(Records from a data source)
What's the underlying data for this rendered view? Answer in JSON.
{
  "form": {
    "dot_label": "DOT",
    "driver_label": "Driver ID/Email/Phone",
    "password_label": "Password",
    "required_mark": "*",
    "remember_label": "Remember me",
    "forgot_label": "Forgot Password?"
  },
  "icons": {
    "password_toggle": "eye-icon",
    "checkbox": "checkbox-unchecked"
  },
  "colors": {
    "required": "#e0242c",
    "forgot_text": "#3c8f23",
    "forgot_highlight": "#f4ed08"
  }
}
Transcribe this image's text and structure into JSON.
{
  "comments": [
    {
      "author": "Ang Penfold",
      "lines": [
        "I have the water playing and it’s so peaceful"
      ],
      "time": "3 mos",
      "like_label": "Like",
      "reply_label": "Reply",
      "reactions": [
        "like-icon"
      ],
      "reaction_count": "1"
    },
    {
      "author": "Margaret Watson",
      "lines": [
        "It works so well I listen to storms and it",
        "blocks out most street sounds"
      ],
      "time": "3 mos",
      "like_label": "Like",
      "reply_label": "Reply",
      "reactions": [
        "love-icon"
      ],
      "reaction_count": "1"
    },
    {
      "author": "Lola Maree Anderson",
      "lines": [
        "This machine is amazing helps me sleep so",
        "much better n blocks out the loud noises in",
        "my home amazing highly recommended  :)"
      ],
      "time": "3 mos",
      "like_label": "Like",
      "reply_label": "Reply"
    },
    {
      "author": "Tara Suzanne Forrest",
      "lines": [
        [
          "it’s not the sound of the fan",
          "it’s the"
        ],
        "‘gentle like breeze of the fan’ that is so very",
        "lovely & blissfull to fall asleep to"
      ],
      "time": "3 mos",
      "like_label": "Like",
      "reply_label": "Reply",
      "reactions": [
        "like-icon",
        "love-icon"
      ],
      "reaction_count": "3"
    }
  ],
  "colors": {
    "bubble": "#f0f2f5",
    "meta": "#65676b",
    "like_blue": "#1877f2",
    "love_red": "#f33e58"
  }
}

» **TO DO**
Could you transcribe the records in full, exactly?

» **SOLUTION TO THIS EXERCISE**
What's the underlying data for this rendered view? Answer in JSON.
{
  "form": {
    "dot_label": "DOT",
    "driver_label": "Driver ID/Email/Phone",
    "password_label": "Password",
    "required_mark": "*",
    "remember_label": "Remember me",
    "forgot_label": "Forgot Password?"
  },
  "icons": {
    "password_toggle": "eye-icon",
    "checkbox": "checkbox-unchecked"
  },
  "colors": {
    "required": "#e0242c",
    "forgot_text": "#3c8f23",
    "forgot_highlight": "#f4ed08"
  }
}
Transcribe this image's text and structure into JSON.
{
  "comments": [
    {
      "author": "Ang Penfold",
      "lines": [
        "I have the water playing and it’s so peaceful"
      ],
      "time": "3 mos",
      "like_label": "Like",
      "reply_label": "Reply",
      "reactions": [
        "like-icon"
      ],
      "reaction_count": "1"
    },
    {
      "author": "Margaret Watson",
      "lines": [
        "It works so well I listen to storms and it",
        "blocks out most street sounds"
      ],
      "time": "3 mos",
      "like_label": "Like",
      "reply_label": "Reply",
      "reactions": [
        "love-icon"
      ],
      "reaction_count": "1"
    },
    {
      "author": "Lola Maree Anderson",
      "lines": [
        "This machine is amazing helps me sleep so",
        "much better n blocks out the loud noises in",
        "my home amazing highly recommended  :)"
      ],
      "time": "3 mos",
      "like_label": "Like",
      "reply_label": "Reply"
    },
    {
      "author": "Tara Suzanne Forrest",
      "lines": [
        [
          "it’s not the sound of the fan",
          "it’s the"
        ],
        "‘gentle like breeze of the fan’ that is so very",
        "lovely & blissfull to fall asleep to"
      ],
      "time": "3 mos",
      "like_label": "Like",
      "reply_label": "Reply",
      "reactions": [
        "like-icon",
        "love-icon"
      ],
      "reaction_count": "3"
    }
  ],
  "colors": {
    "bubble": "#f0f2f5",
    "meta": "#65676b",
    "like_blue": "#1877f2",
    "love_red": "#f33e58"
  }
}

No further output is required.